Leaving out the pictures, retype all the material exactly.

*INFORMATION GIVEN*
[start]

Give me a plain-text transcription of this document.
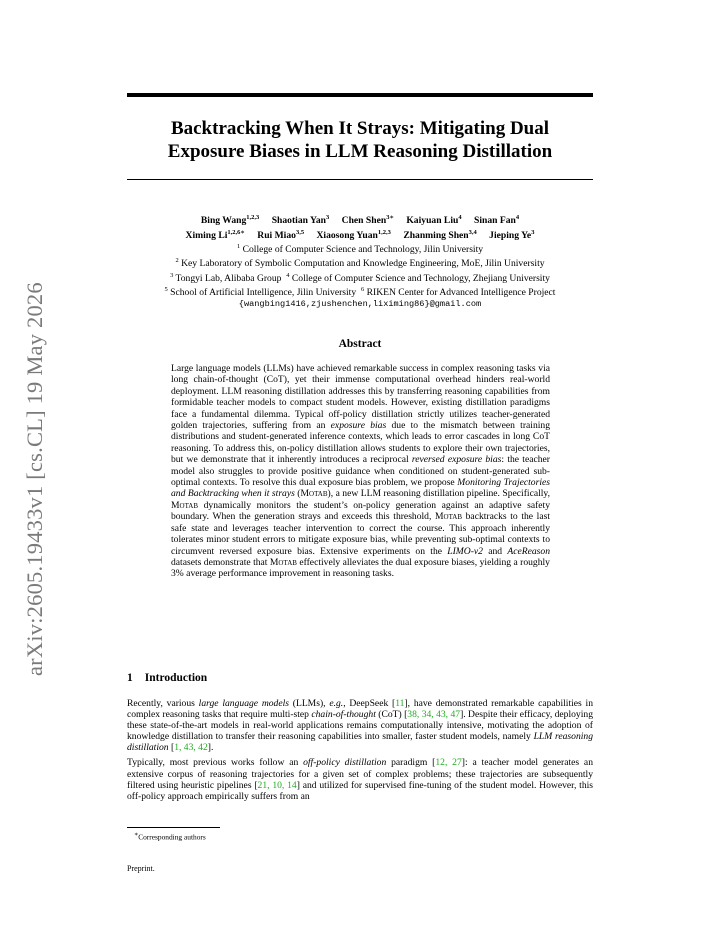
arXiv:2605.19433v1 [cs.CL] 19 May 2026
Backtracking When It Strays: Mitigating Dual
Exposure Biases in LLM Reasoning Distillation
Bing Wang$^{1,2,3}$ Shaotian Yan$^3$ Chen Shen$^{3∗}$ Kaiyuan Liu$^4$ Sinan Fan$^4$
Ximing $Li^{1,2,6∗}$ Rui Miao$^{3,5}$ Xiaosong Yuan$^{1,2,3}$ Zhanming Shen$^{3,4}$ Jieping Ye$^3$
$^1$ College of Computer Science and Technology, Jilin University
$^2$ Key Laboratory of Symbolic Computation and Knowledge Engineering, MoE, Jilin University
$^3$ Tongyi Lab, Alibaba Group $^4$ College of Computer Science and Technology, Zhejiang University
$^5$ School of Artificial Intelligence, Jilin University $^6$ RIKEN Center for Advanced Intelligence Project
{wangbing1416,zjushenchen,liximing86}@gmail.com
Abstract

Large language models (LLMs) have achieved remarkable success in complex reasoning tasks via long chain-of-thought (CoT), yet their immense computational overhead hinders real-world deployment. LLM reasoning distillation addresses this by transferring reasoning capabilities from formidable teacher models to compact student models. However, existing distillation paradigms face a fundamental dilemma. Typical off-policy distillation strictly utilizes teacher-generated golden trajectories, suffering from an exposure bias due to the mismatch between training distributions and student-generated inference contexts, which leads to error cascades in long CoT reasoning. To address this, on-policy distillation allows students to explore their own trajectories, but we demonstrate that it inherently introduces a reciprocal reversed exposure bias: the teacher model also struggles to provide positive guidance when conditioned on student-generated sub-optimal contexts. To resolve this dual exposure bias problem, we propose Monitoring Trajectories and Backtracking when it strays (Motab), a new LLM reasoning distillation pipeline. Specifically, Motab dynamically monitors the student’s on-policy generation against an adaptive safety boundary. When the generation strays and exceeds this threshold, Motab backtracks to the last safe state and leverages teacher intervention to correct the course. This approach inherently tolerates minor student errors to mitigate exposure bias, while preventing sub-optimal contexts to circumvent reversed exposure bias. Extensive experiments on the LIMO-v2 and AceReason datasets demonstrate that Motab effectively alleviates the dual exposure biases, yielding a roughly 3% average performance improvement in reasoning tasks.

1 Introduction

Recently, various large language models (LLMs), e.g., DeepSeek [11], have demonstrated remarkable capabilities in complex reasoning tasks that require multi-step chain-of-thought (CoT) [38, 34, 43, 47]. Despite their efficacy, deploying these state-of-the-art models in real-world applications remains computationally intensive, motivating the adoption of knowledge distillation to transfer their reasoning capabilities into smaller, faster student models, namely LLM reasoning distillation [1, 43, 42].

Typically, most previous works follow an off-policy distillation paradigm [12, 27]: a teacher model generates an extensive corpus of reasoning trajectories for a given set of complex problems; these trajectories are subsequently filtered using heuristic pipelines [21, 10, 14] and utilized for supervised fine-tuning of the student model. However, this off-policy approach empirically suffers from an

∗Corresponding authors
Preprint.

[end]

*COMPLETE RESPONSE*
Give me a plain-text transcription of this document.
arXiv:2605.19433v1 [cs.CL] 19 May 2026
Backtracking When It Strays: Mitigating Dual
Exposure Biases in LLM Reasoning Distillation
Bing Wang$^{1,2,3}$ Shaotian Yan$^3$ Chen Shen$^{3∗}$ Kaiyuan Liu$^4$ Sinan Fan$^4$
Ximing $Li^{1,2,6∗}$ Rui Miao$^{3,5}$ Xiaosong Yuan$^{1,2,3}$ Zhanming Shen$^{3,4}$ Jieping Ye$^3$
$^1$ College of Computer Science and Technology, Jilin University
$^2$ Key Laboratory of Symbolic Computation and Knowledge Engineering, MoE, Jilin University
$^3$ Tongyi Lab, Alibaba Group $^4$ College of Computer Science and Technology, Zhejiang University
$^5$ School of Artificial Intelligence, Jilin University $^6$ RIKEN Center for Advanced Intelligence Project
{wangbing1416,zjushenchen,liximing86}@gmail.com
Abstract

Large language models (LLMs) have achieved remarkable success in complex reasoning tasks via long chain-of-thought (CoT), yet their immense computational overhead hinders real-world deployment. LLM reasoning distillation addresses this by transferring reasoning capabilities from formidable teacher models to compact student models. However, existing distillation paradigms face a fundamental dilemma. Typical off-policy distillation strictly utilizes teacher-generated golden trajectories, suffering from an exposure bias due to the mismatch between training distributions and student-generated inference contexts, which leads to error cascades in long CoT reasoning. To address this, on-policy distillation allows students to explore their own trajectories, but we demonstrate that it inherently introduces a reciprocal reversed exposure bias: the teacher model also struggles to provide positive guidance when conditioned on student-generated sub-optimal contexts. To resolve this dual exposure bias problem, we propose Monitoring Trajectories and Backtracking when it strays (Motab), a new LLM reasoning distillation pipeline. Specifically, Motab dynamically monitors the student’s on-policy generation against an adaptive safety boundary. When the generation strays and exceeds this threshold, Motab backtracks to the last safe state and leverages teacher intervention to correct the course. This approach inherently tolerates minor student errors to mitigate exposure bias, while preventing sub-optimal contexts to circumvent reversed exposure bias. Extensive experiments on the LIMO-v2 and AceReason datasets demonstrate that Motab effectively alleviates the dual exposure biases, yielding a roughly 3% average performance improvement in reasoning tasks.

1 Introduction

Recently, various large language models (LLMs), e.g., DeepSeek [11], have demonstrated remarkable capabilities in complex reasoning tasks that require multi-step chain-of-thought (CoT) [38, 34, 43, 47]. Despite their efficacy, deploying these state-of-the-art models in real-world applications remains computationally intensive, motivating the adoption of knowledge distillation to transfer their reasoning capabilities into smaller, faster student models, namely LLM reasoning distillation [1, 43, 42].

Typically, most previous works follow an off-policy distillation paradigm [12, 27]: a teacher model generates an extensive corpus of reasoning trajectories for a given set of complex problems; these trajectories are subsequently filtered using heuristic pipelines [21, 10, 14] and utilized for supervised fine-tuning of the student model. However, this off-policy approach empirically suffers from an

∗Corresponding authors
Preprint.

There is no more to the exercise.